» **YOUR TASK**:
Scan the listing below for the word "Loss" and state how many lines hold it. Write nothing but the number.
# START OF ITEMS
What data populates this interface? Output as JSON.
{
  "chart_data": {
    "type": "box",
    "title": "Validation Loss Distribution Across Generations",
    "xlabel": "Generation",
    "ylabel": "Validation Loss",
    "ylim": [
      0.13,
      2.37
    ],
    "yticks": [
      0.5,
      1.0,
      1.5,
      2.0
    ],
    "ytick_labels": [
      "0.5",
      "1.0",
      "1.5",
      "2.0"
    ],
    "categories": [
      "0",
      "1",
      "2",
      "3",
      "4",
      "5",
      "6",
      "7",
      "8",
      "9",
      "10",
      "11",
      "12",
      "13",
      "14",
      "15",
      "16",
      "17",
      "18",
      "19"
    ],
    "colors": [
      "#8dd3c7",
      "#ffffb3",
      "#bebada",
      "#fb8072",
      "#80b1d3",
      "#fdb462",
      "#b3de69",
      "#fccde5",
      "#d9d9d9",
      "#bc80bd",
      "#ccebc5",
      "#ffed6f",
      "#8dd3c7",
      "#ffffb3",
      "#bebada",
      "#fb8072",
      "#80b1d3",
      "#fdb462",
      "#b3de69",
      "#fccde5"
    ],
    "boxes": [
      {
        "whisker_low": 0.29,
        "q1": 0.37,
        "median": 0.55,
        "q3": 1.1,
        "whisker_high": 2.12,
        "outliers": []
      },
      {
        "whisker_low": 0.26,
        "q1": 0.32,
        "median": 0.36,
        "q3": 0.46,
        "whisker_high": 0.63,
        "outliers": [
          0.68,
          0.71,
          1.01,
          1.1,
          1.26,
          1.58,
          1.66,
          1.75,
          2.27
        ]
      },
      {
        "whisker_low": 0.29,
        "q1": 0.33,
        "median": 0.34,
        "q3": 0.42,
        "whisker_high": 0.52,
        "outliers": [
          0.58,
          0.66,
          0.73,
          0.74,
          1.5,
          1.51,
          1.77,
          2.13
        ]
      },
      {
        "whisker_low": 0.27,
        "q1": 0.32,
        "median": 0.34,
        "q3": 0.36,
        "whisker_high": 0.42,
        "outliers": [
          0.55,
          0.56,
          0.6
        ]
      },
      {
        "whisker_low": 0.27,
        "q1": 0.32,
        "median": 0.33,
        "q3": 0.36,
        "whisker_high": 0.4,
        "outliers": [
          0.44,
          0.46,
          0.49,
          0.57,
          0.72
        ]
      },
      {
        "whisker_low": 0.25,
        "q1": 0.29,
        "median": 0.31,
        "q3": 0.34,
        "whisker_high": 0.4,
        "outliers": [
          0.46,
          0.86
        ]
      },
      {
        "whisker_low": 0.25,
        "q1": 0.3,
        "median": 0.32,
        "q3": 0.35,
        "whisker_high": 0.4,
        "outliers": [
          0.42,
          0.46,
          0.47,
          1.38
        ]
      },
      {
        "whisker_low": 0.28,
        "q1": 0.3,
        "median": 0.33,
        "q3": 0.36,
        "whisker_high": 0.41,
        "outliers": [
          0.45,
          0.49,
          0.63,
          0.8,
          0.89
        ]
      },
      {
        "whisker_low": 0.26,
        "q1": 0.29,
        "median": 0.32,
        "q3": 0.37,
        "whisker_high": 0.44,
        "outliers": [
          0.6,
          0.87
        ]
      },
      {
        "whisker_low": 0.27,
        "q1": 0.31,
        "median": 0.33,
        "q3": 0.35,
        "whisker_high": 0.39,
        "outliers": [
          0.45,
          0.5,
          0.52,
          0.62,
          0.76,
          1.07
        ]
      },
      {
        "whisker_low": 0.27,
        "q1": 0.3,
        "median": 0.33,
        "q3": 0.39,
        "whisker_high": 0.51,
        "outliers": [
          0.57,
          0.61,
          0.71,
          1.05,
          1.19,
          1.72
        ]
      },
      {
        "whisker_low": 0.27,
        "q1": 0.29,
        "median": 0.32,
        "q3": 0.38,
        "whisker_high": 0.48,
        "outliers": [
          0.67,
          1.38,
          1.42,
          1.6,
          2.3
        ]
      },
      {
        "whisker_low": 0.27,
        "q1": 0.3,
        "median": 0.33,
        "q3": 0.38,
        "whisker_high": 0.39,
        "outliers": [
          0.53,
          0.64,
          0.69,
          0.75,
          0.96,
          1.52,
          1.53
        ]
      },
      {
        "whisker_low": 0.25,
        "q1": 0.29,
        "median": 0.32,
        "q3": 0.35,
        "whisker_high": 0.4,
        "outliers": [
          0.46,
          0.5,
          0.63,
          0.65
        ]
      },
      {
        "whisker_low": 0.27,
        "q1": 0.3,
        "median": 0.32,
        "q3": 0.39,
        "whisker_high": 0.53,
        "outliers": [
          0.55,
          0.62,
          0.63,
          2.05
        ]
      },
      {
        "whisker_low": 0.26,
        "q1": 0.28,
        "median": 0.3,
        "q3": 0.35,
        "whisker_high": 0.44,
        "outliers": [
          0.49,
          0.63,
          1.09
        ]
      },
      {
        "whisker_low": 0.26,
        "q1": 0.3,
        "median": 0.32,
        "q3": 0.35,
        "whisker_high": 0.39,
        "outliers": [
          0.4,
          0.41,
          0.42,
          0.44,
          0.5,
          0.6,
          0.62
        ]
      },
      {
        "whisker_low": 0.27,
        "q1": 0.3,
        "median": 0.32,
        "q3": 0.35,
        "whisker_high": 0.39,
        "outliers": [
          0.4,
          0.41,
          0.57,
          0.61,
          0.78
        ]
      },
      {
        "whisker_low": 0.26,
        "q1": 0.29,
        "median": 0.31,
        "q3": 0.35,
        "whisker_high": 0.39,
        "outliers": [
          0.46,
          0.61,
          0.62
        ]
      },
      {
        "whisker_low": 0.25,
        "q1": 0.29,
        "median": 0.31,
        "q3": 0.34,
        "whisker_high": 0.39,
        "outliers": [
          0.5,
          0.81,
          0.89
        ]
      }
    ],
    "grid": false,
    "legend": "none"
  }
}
# END OF ITEMS
» **THE ANSWER**:
2